- **Listed records**
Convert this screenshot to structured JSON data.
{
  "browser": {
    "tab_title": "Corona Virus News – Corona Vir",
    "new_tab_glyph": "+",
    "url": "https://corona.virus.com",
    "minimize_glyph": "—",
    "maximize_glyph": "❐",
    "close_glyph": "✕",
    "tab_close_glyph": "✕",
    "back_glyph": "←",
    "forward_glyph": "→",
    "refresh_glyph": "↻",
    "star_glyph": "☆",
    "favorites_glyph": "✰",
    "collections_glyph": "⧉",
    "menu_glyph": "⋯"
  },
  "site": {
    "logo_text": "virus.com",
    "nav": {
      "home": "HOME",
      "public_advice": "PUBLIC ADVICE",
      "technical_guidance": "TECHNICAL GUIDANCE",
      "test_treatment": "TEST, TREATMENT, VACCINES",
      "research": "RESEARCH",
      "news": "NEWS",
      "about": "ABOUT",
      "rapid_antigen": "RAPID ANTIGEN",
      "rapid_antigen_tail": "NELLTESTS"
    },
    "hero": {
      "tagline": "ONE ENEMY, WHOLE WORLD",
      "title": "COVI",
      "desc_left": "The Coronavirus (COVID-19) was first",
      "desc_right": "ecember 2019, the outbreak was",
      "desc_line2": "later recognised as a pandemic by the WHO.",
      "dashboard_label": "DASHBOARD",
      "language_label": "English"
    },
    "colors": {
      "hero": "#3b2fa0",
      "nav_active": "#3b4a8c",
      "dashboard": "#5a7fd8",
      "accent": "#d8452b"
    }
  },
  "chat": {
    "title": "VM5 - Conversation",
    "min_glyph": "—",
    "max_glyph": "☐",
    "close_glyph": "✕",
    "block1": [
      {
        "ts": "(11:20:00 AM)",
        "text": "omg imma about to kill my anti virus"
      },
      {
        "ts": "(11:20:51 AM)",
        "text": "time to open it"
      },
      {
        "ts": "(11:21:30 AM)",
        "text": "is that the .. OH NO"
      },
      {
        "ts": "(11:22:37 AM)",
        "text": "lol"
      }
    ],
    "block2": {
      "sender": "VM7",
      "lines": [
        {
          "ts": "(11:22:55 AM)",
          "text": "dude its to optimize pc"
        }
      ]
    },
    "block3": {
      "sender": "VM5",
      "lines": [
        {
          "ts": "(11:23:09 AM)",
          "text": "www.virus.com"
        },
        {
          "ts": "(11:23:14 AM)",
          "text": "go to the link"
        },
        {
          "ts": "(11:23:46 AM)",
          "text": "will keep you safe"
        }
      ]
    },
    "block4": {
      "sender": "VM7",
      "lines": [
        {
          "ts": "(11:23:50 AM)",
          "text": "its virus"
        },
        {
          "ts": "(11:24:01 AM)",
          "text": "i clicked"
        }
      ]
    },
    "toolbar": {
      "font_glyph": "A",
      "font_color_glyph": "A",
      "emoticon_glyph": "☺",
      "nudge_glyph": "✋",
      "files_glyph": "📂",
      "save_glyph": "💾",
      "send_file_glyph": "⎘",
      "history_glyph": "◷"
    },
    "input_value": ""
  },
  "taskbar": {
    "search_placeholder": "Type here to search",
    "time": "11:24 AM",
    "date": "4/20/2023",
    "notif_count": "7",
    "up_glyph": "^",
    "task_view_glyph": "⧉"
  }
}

- **What is being asked**
The full listing above is to be retyped exactly.

- **Answer section**
Convert this screenshot to structured JSON data.
{
  "browser": {
    "tab_title": "Corona Virus News – Corona Vir",
    "new_tab_glyph": "+",
    "url": "https://corona.virus.com",
    "minimize_glyph": "—",
    "maximize_glyph": "❐",
    "close_glyph": "✕",
    "tab_close_glyph": "✕",
    "back_glyph": "←",
    "forward_glyph": "→",
    "refresh_glyph": "↻",
    "star_glyph": "☆",
    "favorites_glyph": "✰",
    "collections_glyph": "⧉",
    "menu_glyph": "⋯"
  },
  "site": {
    "logo_text": "virus.com",
    "nav": {
      "home": "HOME",
      "public_advice": "PUBLIC ADVICE",
      "technical_guidance": "TECHNICAL GUIDANCE",
      "test_treatment": "TEST, TREATMENT, VACCINES",
      "research": "RESEARCH",
      "news": "NEWS",
      "about": "ABOUT",
      "rapid_antigen": "RAPID ANTIGEN",
      "rapid_antigen_tail": "NELLTESTS"
    },
    "hero": {
      "tagline": "ONE ENEMY, WHOLE WORLD",
      "title": "COVI",
      "desc_left": "The Coronavirus (COVID-19) was first",
      "desc_right": "ecember 2019, the outbreak was",
      "desc_line2": "later recognised as a pandemic by the WHO.",
      "dashboard_label": "DASHBOARD",
      "language_label": "English"
    },
    "colors": {
      "hero": "#3b2fa0",
      "nav_active": "#3b4a8c",
      "dashboard": "#5a7fd8",
      "accent": "#d8452b"
    }
  },
  "chat": {
    "title": "VM5 - Conversation",
    "min_glyph": "—",
    "max_glyph": "☐",
    "close_glyph": "✕",
    "block1": [
      {
        "ts": "(11:20:00 AM)",
        "text": "omg imma about to kill my anti virus"
      },
      {
        "ts": "(11:20:51 AM)",
        "text": "time to open it"
      },
      {
        "ts": "(11:21:30 AM)",
        "text": "is that the .. OH NO"
      },
      {
        "ts": "(11:22:37 AM)",
        "text": "lol"
      }
    ],
    "block2": {
      "sender": "VM7",
      "lines": [
        {
          "ts": "(11:22:55 AM)",
          "text": "dude its to optimize pc"
        }
      ]
    },
    "block3": {
      "sender": "VM5",
      "lines": [
        {
          "ts": "(11:23:09 AM)",
          "text": "www.virus.com"
        },
        {
          "ts": "(11:23:14 AM)",
          "text": "go to the link"
        },
        {
          "ts": "(11:23:46 AM)",
          "text": "will keep you safe"
        }
      ]
    },
    "block4": {
      "sender": "VM7",
      "lines": [
        {
          "ts": "(11:23:50 AM)",
          "text": "its virus"
        },
        {
          "ts": "(11:24:01 AM)",
          "text": "i clicked"
        }
      ]
    },
    "toolbar": {
      "font_glyph": "A",
      "font_color_glyph": "A",
      "emoticon_glyph": "☺",
      "nudge_glyph": "✋",
      "files_glyph": "📂",
      "save_glyph": "💾",
      "send_file_glyph": "⎘",
      "history_glyph": "◷"
    },
    "input_value": ""
  },
  "taskbar": {
    "search_placeholder": "Type here to search",
    "time": "11:24 AM",
    "date": "4/20/2023",
    "notif_count": "7",
    "up_glyph": "^",
    "task_view_glyph": "⧉"
  }
}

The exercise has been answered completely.